● DATA FOR PROCESSING:
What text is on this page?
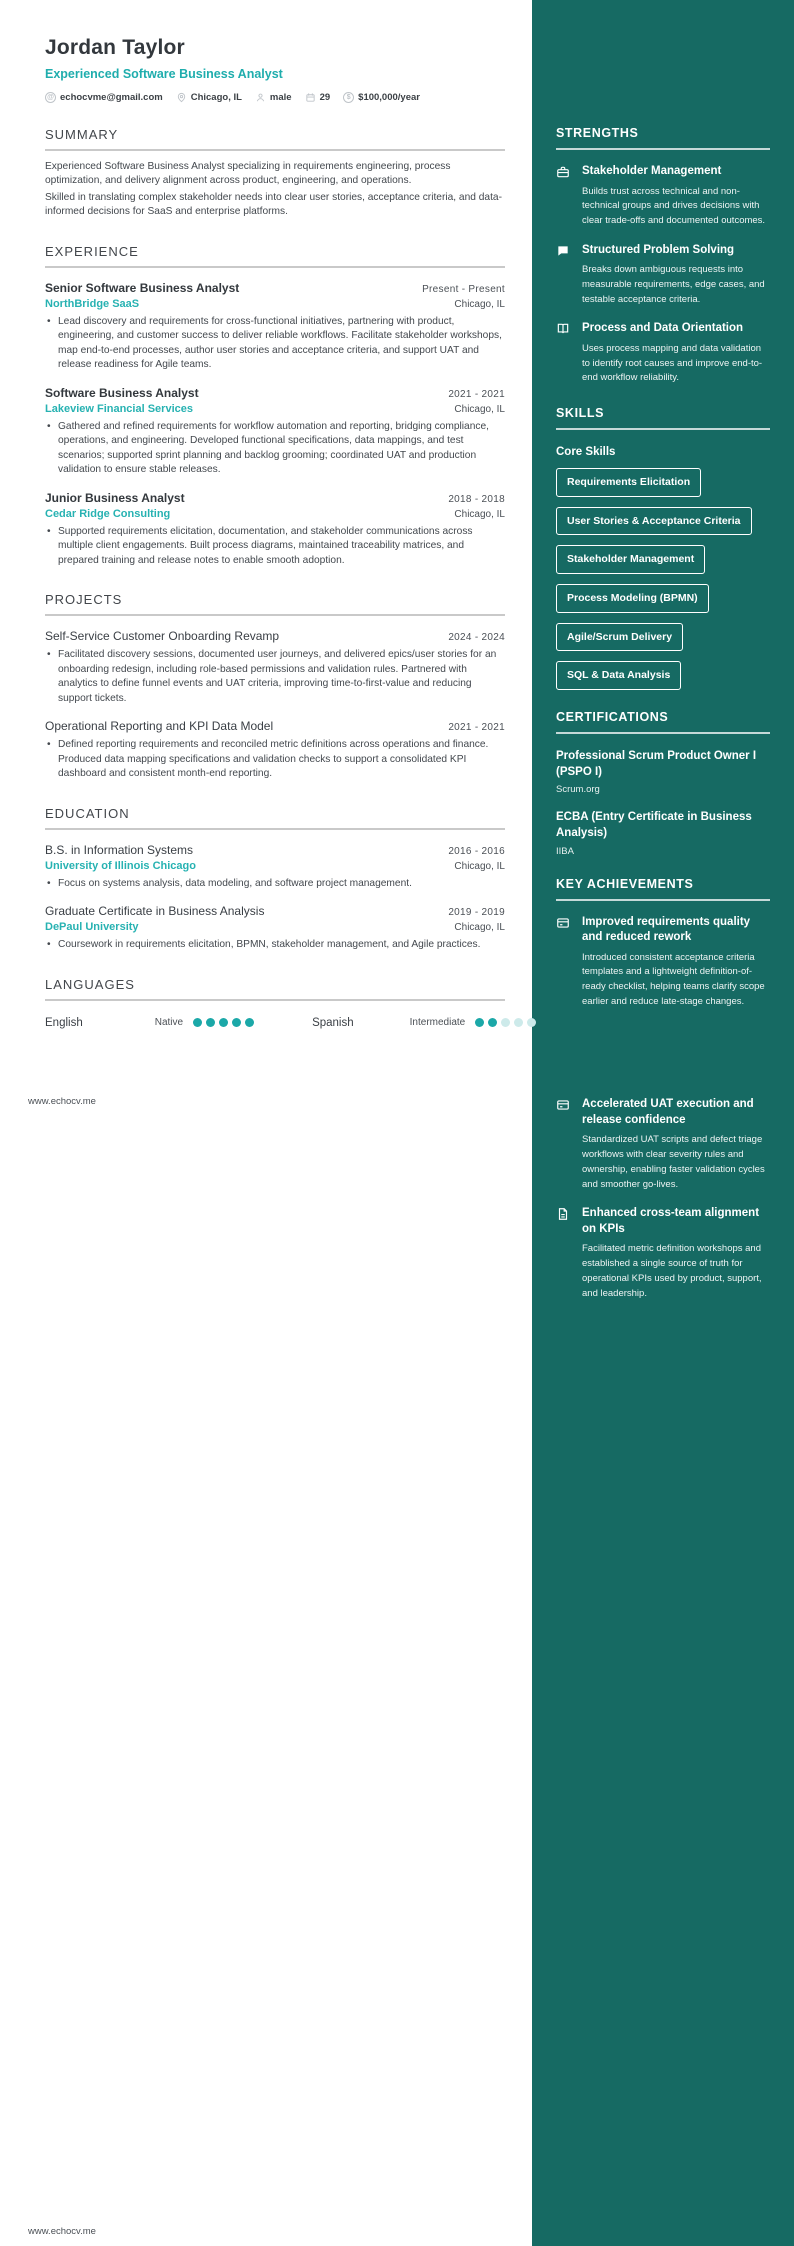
STRENGTHS
Stakeholder Management
Builds trust across technical and non-technical groups and drives decisions with clear trade-offs and documented outcomes.
Structured Problem Solving
Breaks down ambiguous requests into measurable requirements, edge cases, and testable acceptance criteria.
Process and Data Orientation
Uses process mapping and data validation to identify root causes and improve end-to-end workflow reliability.
SKILLS
Core Skills
Requirements Elicitation
User Stories & Acceptance Criteria
Stakeholder Management
Process Modeling (BPMN)
Agile/Scrum Delivery
SQL & Data Analysis
CERTIFICATIONS
Professional Scrum Product Owner I (PSPO I)
Scrum.org
ECBA (Entry Certificate in Business Analysis)
IIBA
KEY ACHIEVEMENTS
Improved requirements quality and reduced rework
Introduced consistent acceptance criteria templates and a lightweight definition-of-ready checklist, helping teams clarify scope earlier and reduce late-stage changes.
Accelerated UAT execution and release confidence
Standardized UAT scripts and defect triage workflows with clear severity rules and ownership, enabling faster validation cycles and smoother go-lives.
Enhanced cross-team alignment on KPIs
Facilitated metric definition workshops and established a single source of truth for operational KPIs used by product, support, and leadership.
Jordan Taylor
Experienced Software Business Analyst
@ echocvme@gmail.com	Chicago, IL	male	29	$ $100,000/year
SUMMARY

Experienced Software Business Analyst specializing in requirements engineering, process optimization, and delivery alignment across product, engineering, and operations.

Skilled in translating complex stakeholder needs into clear user stories, acceptance criteria, and data-informed decisions for SaaS and enterprise platforms.

EXPERIENCE
Senior Software Business Analyst	Present - Present
NorthBridge SaaS	Chicago, IL
• Lead discovery and requirements for cross-functional initiatives, partnering with product, engineering, and customer success to deliver reliable workflows. Facilitate stakeholder workshops, map end-to-end processes, author user stories and acceptance criteria, and support UAT and release readiness for Agile teams.
Software Business Analyst	2021 - 2021
Lakeview Financial Services	Chicago, IL
• Gathered and refined requirements for workflow automation and reporting, bridging compliance, operations, and engineering. Developed functional specifications, data mappings, and test scenarios; supported sprint planning and backlog grooming; coordinated UAT and production validation to ensure stable releases.
Junior Business Analyst	2018 - 2018
Cedar Ridge Consulting	Chicago, IL
• Supported requirements elicitation, documentation, and stakeholder communications across multiple client engagements. Built process diagrams, maintained traceability matrices, and prepared training and release notes to enable smooth adoption.
PROJECTS
Self-Service Customer Onboarding Revamp	2024 - 2024
• Facilitated discovery sessions, documented user journeys, and delivered epics/user stories for an onboarding redesign, including role-based permissions and validation rules. Partnered with analytics to define funnel events and UAT criteria, improving time-to-first-value and reducing support tickets.
Operational Reporting and KPI Data Model	2021 - 2021
• Defined reporting requirements and reconciled metric definitions across operations and finance. Produced data mapping specifications and validation checks to support a consolidated KPI dashboard and consistent month-end reporting.
EDUCATION
B.S. in Information Systems	2016 - 2016
University of Illinois Chicago	Chicago, IL
• Focus on systems analysis, data modeling, and software project management.
Graduate Certificate in Business Analysis	2019 - 2019
DePaul University	Chicago, IL
• Coursework in requirements elicitation, BPMN, stakeholder management, and Agile practices.
LANGUAGES
English	Native	Spanish	Intermediate
www.echocv.me
www.echocv.me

● WHAT IS NEEDED:
From the records given above, copy all lines containing "workflows".

● RESPONSE:
Standardized UAT scripts and defect triage workflows with clear severity rules and ownership, enabling faster validation cycles and smoother go-lives.
• Lead discovery and requirements for cross-functional initiatives, partnering with product, engineering, and customer success to deliver reliable workflows. Facilitate stakeholder workshops, map end-to-end processes, author user stories and acceptance criteria, and support UAT and release readiness for Agile teams.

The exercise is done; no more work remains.